[Stored records]
· · ·
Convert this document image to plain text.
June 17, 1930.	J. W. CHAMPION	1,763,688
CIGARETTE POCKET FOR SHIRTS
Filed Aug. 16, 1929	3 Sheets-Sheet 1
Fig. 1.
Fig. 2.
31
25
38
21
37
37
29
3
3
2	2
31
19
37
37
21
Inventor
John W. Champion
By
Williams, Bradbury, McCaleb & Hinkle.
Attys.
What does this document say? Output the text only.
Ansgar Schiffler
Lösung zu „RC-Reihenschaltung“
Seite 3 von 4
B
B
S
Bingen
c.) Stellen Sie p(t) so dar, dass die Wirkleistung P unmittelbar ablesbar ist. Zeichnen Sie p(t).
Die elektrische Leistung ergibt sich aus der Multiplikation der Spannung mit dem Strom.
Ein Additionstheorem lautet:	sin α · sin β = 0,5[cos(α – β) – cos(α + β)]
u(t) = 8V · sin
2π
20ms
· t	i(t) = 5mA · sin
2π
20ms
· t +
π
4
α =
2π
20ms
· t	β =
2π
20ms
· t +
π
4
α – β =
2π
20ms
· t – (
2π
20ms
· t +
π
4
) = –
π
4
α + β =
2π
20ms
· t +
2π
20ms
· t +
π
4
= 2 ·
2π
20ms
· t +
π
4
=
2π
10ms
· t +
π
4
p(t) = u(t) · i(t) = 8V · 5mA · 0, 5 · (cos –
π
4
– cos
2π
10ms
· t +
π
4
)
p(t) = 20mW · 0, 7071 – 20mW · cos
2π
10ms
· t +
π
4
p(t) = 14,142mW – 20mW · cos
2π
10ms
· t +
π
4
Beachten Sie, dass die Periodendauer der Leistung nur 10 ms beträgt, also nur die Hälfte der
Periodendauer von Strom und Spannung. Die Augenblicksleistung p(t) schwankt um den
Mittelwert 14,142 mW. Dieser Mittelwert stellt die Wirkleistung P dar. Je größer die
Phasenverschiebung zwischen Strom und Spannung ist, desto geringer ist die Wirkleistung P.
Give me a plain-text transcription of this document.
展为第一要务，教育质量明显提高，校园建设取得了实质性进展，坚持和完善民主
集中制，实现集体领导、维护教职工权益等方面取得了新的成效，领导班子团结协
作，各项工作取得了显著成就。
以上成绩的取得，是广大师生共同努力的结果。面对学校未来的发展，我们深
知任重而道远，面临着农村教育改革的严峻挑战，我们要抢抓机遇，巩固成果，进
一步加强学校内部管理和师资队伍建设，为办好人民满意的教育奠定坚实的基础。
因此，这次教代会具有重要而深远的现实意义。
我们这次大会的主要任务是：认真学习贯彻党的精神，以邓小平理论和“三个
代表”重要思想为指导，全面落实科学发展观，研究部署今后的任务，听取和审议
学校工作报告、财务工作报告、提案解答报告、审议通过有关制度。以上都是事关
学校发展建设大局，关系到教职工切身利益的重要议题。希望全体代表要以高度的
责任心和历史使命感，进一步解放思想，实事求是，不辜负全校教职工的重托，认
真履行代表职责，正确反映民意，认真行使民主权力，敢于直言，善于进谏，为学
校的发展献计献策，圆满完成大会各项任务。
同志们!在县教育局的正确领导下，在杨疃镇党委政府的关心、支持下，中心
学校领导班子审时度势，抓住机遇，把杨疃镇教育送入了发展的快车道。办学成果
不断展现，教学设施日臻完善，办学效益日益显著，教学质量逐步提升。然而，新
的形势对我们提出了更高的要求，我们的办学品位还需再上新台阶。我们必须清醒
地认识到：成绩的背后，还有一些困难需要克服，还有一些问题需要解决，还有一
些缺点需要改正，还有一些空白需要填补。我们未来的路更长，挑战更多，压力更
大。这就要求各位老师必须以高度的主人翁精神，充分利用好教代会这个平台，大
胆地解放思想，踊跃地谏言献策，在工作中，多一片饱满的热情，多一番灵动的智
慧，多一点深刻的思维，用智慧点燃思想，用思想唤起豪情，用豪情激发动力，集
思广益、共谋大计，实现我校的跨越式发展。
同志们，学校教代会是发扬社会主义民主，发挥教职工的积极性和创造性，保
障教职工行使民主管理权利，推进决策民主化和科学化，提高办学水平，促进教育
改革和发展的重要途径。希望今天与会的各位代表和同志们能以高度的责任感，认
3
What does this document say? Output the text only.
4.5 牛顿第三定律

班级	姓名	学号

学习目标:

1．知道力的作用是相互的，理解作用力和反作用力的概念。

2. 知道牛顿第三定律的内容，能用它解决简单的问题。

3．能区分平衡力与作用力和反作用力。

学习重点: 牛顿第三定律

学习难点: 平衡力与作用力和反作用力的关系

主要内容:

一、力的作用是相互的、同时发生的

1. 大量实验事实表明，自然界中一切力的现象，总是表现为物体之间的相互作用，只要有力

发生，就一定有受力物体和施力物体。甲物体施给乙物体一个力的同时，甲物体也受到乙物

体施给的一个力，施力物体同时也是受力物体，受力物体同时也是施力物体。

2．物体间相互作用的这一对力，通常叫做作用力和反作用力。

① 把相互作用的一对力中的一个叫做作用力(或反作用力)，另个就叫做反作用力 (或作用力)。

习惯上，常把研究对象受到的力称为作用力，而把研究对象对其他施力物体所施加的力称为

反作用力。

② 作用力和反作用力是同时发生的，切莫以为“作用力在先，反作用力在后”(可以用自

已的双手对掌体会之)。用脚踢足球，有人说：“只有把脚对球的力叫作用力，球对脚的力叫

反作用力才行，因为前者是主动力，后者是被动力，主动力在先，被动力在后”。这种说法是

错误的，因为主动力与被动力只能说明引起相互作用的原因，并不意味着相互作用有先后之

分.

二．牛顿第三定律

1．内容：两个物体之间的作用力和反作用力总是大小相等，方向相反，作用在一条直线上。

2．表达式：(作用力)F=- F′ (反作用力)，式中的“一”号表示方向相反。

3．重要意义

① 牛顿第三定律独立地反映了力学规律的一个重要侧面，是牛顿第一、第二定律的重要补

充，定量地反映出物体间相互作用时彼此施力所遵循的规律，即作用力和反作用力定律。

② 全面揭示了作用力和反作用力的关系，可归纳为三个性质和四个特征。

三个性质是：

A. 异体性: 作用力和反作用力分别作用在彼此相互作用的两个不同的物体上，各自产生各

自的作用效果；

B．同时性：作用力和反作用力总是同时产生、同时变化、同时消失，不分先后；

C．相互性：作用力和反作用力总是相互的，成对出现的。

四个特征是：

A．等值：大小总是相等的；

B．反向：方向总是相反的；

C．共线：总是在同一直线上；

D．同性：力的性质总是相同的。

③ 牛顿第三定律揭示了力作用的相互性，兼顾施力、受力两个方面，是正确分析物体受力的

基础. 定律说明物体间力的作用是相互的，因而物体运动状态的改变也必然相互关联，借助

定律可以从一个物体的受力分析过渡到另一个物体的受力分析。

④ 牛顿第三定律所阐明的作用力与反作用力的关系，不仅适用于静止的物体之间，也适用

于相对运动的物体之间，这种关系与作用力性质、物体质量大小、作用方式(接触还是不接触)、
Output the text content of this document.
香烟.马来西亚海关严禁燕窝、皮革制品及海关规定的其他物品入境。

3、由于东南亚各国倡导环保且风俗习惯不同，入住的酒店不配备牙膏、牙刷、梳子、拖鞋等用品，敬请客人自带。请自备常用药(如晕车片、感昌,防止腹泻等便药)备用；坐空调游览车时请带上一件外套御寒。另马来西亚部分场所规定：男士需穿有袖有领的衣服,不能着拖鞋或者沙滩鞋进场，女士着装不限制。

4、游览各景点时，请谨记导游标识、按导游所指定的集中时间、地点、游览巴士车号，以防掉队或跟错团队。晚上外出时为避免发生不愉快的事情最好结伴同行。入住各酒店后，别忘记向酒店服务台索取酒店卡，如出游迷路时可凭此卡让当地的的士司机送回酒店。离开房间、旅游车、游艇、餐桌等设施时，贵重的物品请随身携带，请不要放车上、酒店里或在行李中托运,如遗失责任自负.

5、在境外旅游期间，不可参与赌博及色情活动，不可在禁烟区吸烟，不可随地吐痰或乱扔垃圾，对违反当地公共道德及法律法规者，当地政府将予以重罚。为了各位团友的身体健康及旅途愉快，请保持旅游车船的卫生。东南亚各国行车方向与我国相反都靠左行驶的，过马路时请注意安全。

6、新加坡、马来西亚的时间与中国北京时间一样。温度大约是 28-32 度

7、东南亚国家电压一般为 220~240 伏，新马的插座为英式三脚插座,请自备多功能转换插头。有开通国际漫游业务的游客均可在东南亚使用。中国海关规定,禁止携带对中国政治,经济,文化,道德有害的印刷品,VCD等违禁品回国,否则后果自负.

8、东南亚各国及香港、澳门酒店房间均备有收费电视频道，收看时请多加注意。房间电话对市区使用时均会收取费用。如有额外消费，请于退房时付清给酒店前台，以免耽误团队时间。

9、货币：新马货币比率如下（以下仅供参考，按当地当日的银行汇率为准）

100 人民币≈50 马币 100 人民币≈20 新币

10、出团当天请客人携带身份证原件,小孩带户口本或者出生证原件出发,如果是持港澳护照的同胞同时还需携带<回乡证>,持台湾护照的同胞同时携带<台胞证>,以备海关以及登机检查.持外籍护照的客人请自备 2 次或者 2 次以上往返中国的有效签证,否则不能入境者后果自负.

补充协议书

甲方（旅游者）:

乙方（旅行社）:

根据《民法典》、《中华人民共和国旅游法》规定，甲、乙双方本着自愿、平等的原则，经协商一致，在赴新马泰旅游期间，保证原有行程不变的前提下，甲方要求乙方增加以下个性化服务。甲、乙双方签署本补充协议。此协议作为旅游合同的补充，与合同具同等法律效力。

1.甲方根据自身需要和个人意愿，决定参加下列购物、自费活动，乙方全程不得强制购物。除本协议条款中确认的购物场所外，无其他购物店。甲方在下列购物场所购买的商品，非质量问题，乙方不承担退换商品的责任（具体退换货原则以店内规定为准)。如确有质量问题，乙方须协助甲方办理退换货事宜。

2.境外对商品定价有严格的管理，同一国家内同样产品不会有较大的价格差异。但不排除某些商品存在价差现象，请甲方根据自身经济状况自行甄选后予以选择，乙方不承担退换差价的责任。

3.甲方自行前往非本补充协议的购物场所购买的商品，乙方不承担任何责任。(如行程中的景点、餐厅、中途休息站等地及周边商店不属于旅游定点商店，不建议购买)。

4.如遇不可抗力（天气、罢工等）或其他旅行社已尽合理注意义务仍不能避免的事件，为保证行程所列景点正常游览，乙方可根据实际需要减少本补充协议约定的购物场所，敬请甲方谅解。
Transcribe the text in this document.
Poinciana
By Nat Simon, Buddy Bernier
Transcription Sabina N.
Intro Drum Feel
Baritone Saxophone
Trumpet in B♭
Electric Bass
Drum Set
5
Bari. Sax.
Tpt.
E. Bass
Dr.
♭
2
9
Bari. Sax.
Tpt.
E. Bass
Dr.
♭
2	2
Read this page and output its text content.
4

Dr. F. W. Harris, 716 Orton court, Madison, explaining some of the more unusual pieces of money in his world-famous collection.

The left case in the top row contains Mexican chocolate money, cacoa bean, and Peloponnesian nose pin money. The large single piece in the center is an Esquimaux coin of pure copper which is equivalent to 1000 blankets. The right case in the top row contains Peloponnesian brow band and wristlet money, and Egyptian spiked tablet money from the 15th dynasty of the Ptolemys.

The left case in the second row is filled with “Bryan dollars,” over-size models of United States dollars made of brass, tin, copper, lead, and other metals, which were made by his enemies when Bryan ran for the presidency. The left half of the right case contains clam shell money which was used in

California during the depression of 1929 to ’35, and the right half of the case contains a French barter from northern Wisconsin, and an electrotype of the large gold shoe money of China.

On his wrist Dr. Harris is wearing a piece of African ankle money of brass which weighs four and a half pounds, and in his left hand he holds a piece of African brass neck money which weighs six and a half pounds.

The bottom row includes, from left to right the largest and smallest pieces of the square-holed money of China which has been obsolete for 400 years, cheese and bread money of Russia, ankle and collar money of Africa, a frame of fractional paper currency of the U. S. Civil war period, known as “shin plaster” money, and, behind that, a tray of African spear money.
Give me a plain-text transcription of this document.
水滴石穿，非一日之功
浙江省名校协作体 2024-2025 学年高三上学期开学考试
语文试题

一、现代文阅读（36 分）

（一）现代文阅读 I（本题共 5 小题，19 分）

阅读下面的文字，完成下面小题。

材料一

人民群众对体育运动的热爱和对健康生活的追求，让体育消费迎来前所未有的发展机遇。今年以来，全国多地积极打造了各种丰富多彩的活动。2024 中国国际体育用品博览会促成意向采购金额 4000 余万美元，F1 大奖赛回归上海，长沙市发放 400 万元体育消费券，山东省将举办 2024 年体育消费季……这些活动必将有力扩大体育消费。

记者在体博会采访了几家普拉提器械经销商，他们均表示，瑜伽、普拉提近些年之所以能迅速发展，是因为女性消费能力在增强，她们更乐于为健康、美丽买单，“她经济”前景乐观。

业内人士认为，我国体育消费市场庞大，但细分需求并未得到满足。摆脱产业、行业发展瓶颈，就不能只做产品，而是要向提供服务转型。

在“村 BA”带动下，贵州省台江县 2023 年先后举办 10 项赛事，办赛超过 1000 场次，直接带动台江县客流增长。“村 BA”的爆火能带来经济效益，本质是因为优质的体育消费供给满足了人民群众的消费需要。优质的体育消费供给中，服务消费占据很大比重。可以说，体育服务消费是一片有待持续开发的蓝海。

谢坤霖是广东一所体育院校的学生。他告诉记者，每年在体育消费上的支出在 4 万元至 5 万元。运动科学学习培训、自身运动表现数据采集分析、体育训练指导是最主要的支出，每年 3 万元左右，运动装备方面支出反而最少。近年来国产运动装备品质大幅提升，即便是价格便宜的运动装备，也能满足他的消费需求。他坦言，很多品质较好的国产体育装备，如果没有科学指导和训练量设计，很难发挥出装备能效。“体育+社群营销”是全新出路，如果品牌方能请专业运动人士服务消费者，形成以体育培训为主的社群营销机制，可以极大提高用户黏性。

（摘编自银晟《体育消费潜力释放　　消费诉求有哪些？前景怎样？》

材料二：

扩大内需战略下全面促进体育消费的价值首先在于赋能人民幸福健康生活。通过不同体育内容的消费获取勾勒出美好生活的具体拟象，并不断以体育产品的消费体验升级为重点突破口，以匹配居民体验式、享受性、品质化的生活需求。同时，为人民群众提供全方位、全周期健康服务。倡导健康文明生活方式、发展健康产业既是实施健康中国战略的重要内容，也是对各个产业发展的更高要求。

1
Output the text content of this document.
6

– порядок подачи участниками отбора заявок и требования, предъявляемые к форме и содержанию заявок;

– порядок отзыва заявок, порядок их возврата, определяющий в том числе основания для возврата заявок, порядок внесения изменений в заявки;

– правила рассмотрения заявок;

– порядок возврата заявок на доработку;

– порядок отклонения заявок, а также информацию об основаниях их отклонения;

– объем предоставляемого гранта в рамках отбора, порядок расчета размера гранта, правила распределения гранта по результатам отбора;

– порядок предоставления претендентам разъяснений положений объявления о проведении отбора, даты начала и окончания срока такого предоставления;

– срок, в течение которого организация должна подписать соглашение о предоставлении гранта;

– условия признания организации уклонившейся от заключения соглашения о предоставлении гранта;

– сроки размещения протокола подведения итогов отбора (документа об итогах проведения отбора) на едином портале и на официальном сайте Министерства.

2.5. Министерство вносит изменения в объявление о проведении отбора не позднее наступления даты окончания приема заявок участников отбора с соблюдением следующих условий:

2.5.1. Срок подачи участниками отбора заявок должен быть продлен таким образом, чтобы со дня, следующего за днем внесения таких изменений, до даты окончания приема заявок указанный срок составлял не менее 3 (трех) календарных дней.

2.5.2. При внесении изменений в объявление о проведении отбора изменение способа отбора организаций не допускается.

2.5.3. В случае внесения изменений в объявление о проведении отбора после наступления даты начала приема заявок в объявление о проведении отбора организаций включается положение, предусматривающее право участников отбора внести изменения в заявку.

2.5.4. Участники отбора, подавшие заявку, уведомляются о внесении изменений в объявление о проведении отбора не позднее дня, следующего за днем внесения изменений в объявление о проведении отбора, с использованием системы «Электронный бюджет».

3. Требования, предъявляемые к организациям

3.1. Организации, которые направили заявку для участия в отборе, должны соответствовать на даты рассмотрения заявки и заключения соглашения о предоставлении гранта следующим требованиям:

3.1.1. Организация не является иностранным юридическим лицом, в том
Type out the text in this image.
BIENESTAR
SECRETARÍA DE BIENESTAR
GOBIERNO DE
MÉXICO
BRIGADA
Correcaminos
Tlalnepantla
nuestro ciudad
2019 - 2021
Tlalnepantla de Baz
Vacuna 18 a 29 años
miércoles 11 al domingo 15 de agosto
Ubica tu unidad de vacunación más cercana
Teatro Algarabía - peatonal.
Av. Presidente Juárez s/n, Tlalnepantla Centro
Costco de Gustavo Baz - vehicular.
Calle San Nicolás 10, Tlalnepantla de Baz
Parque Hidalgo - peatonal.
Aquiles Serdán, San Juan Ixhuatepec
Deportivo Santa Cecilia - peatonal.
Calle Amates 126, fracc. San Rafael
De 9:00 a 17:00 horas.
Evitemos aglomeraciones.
· · ·
[Written exercise] Find the word "copper" in the records and pull out each line that has it.

[Output below]
The left case in the top row contains Mexican chocolate money, cacoa bean, and Peloponnesian nose pin money. The large single piece in the center is an Esquimaux coin of pure copper which is equivalent to 1000 blankets. The right case in the top row contains Peloponnesian brow band and wristlet money, and Egyptian spiked tablet money from the 15th dynasty of the Ptolemys.
The left case in the second row is filled with “Bryan dollars,” over-size models of United States dollars made of brass, tin, copper, lead, and other metals, which were made by his enemies when Bryan ran for the presidency. The left half of the right case contains clam shell money which was used in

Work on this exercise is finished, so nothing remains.